Task statement — Your task is to reproduce exactly the lines from the line with "Transcribe the text in this document." through the end of the records below.

[Dataset items]
________________________

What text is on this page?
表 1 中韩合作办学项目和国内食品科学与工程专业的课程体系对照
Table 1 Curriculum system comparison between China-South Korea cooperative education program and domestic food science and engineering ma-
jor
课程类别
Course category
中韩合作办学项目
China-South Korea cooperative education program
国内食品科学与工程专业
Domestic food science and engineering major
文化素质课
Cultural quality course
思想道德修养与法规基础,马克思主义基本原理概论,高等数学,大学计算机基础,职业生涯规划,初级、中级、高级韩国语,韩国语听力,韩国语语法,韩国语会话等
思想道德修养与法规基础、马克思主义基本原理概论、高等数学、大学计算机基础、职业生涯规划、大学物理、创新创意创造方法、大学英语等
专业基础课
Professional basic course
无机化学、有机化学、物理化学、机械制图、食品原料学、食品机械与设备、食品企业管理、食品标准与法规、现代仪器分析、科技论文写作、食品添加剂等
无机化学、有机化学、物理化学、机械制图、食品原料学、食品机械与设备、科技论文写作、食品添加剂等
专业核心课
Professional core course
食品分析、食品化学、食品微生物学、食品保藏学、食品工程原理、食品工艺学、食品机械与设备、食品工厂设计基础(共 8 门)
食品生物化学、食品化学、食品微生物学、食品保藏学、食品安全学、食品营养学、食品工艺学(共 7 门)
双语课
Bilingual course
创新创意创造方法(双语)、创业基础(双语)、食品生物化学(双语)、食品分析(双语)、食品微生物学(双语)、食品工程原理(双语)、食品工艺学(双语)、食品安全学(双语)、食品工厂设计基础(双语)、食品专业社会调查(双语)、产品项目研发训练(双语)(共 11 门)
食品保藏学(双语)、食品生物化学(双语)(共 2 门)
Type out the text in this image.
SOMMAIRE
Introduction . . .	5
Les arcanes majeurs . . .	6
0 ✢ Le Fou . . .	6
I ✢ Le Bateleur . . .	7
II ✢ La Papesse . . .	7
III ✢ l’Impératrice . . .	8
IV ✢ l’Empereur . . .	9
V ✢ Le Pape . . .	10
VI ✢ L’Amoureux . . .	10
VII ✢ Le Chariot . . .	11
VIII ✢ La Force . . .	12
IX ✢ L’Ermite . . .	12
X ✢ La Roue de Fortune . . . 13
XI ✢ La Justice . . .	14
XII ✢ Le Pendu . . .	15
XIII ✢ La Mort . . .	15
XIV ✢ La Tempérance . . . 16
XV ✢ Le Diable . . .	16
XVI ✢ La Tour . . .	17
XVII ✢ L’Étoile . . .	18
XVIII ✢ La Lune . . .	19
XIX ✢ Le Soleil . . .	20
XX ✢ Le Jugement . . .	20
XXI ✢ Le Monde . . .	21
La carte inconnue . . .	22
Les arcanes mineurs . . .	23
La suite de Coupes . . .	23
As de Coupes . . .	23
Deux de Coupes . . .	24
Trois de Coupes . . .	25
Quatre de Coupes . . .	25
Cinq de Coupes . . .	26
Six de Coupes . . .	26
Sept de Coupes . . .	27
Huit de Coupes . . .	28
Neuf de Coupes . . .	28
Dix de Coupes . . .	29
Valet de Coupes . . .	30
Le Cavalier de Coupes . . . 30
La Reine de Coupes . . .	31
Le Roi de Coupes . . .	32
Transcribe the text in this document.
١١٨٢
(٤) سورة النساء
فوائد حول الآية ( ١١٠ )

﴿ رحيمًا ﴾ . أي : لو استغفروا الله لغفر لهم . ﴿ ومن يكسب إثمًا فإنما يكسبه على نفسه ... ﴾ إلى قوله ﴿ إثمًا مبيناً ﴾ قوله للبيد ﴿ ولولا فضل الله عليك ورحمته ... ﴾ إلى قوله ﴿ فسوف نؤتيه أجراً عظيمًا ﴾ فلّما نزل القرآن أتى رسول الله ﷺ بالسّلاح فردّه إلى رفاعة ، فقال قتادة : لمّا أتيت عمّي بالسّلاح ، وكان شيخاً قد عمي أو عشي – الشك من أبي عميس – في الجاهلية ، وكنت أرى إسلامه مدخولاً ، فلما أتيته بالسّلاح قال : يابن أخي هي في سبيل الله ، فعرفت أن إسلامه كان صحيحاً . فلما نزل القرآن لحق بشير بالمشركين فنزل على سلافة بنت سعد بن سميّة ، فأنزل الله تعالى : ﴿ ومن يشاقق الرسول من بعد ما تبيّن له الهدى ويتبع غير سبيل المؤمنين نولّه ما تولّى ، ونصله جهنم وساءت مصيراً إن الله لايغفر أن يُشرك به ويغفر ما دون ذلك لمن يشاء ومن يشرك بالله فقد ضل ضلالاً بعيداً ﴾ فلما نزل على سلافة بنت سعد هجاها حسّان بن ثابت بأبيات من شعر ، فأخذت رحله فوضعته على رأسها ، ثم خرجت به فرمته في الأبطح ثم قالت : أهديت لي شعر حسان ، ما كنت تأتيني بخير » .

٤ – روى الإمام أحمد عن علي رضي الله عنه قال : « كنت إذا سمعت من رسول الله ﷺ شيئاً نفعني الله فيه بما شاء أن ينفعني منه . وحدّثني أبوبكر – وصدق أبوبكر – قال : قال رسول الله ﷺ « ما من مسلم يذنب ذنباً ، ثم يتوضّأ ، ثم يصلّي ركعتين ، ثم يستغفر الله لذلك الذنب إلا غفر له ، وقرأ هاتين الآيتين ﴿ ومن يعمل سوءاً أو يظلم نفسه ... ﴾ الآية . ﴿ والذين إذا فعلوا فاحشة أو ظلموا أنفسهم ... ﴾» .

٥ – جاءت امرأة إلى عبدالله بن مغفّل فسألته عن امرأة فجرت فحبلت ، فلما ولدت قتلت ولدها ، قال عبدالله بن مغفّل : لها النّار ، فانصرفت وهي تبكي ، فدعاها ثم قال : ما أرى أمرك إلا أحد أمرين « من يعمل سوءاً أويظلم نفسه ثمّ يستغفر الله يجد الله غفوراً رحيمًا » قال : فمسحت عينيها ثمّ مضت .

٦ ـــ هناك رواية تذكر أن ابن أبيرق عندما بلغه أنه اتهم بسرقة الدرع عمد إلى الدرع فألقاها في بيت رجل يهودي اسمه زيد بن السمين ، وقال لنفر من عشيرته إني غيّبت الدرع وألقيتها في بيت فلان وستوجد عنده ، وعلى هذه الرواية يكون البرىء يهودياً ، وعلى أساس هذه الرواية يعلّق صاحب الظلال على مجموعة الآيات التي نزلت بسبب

________________________

The response —
Transcribe the text in this document.
١١٨٢
(٤) سورة النساء
فوائد حول الآية ( ١١٠ )

﴿ رحيمًا ﴾ . أي : لو استغفروا الله لغفر لهم . ﴿ ومن يكسب إثمًا فإنما يكسبه على نفسه ... ﴾ إلى قوله ﴿ إثمًا مبيناً ﴾ قوله للبيد ﴿ ولولا فضل الله عليك ورحمته ... ﴾ إلى قوله ﴿ فسوف نؤتيه أجراً عظيمًا ﴾ فلّما نزل القرآن أتى رسول الله ﷺ بالسّلاح فردّه إلى رفاعة ، فقال قتادة : لمّا أتيت عمّي بالسّلاح ، وكان شيخاً قد عمي أو عشي – الشك من أبي عميس – في الجاهلية ، وكنت أرى إسلامه مدخولاً ، فلما أتيته بالسّلاح قال : يابن أخي هي في سبيل الله ، فعرفت أن إسلامه كان صحيحاً . فلما نزل القرآن لحق بشير بالمشركين فنزل على سلافة بنت سعد بن سميّة ، فأنزل الله تعالى : ﴿ ومن يشاقق الرسول من بعد ما تبيّن له الهدى ويتبع غير سبيل المؤمنين نولّه ما تولّى ، ونصله جهنم وساءت مصيراً إن الله لايغفر أن يُشرك به ويغفر ما دون ذلك لمن يشاء ومن يشرك بالله فقد ضل ضلالاً بعيداً ﴾ فلما نزل على سلافة بنت سعد هجاها حسّان بن ثابت بأبيات من شعر ، فأخذت رحله فوضعته على رأسها ، ثم خرجت به فرمته في الأبطح ثم قالت : أهديت لي شعر حسان ، ما كنت تأتيني بخير » .

٤ – روى الإمام أحمد عن علي رضي الله عنه قال : « كنت إذا سمعت من رسول الله ﷺ شيئاً نفعني الله فيه بما شاء أن ينفعني منه . وحدّثني أبوبكر – وصدق أبوبكر – قال : قال رسول الله ﷺ « ما من مسلم يذنب ذنباً ، ثم يتوضّأ ، ثم يصلّي ركعتين ، ثم يستغفر الله لذلك الذنب إلا غفر له ، وقرأ هاتين الآيتين ﴿ ومن يعمل سوءاً أو يظلم نفسه ... ﴾ الآية . ﴿ والذين إذا فعلوا فاحشة أو ظلموا أنفسهم ... ﴾» .

٥ – جاءت امرأة إلى عبدالله بن مغفّل فسألته عن امرأة فجرت فحبلت ، فلما ولدت قتلت ولدها ، قال عبدالله بن مغفّل : لها النّار ، فانصرفت وهي تبكي ، فدعاها ثم قال : ما أرى أمرك إلا أحد أمرين « من يعمل سوءاً أويظلم نفسه ثمّ يستغفر الله يجد الله غفوراً رحيمًا » قال : فمسحت عينيها ثمّ مضت .

٦ ـــ هناك رواية تذكر أن ابن أبيرق عندما بلغه أنه اتهم بسرقة الدرع عمد إلى الدرع فألقاها في بيت رجل يهودي اسمه زيد بن السمين ، وقال لنفر من عشيرته إني غيّبت الدرع وألقيتها في بيت فلان وستوجد عنده ، وعلى هذه الرواية يكون البرىء يهودياً ، وعلى أساس هذه الرواية يعلّق صاحب الظلال على مجموعة الآيات التي نزلت بسبب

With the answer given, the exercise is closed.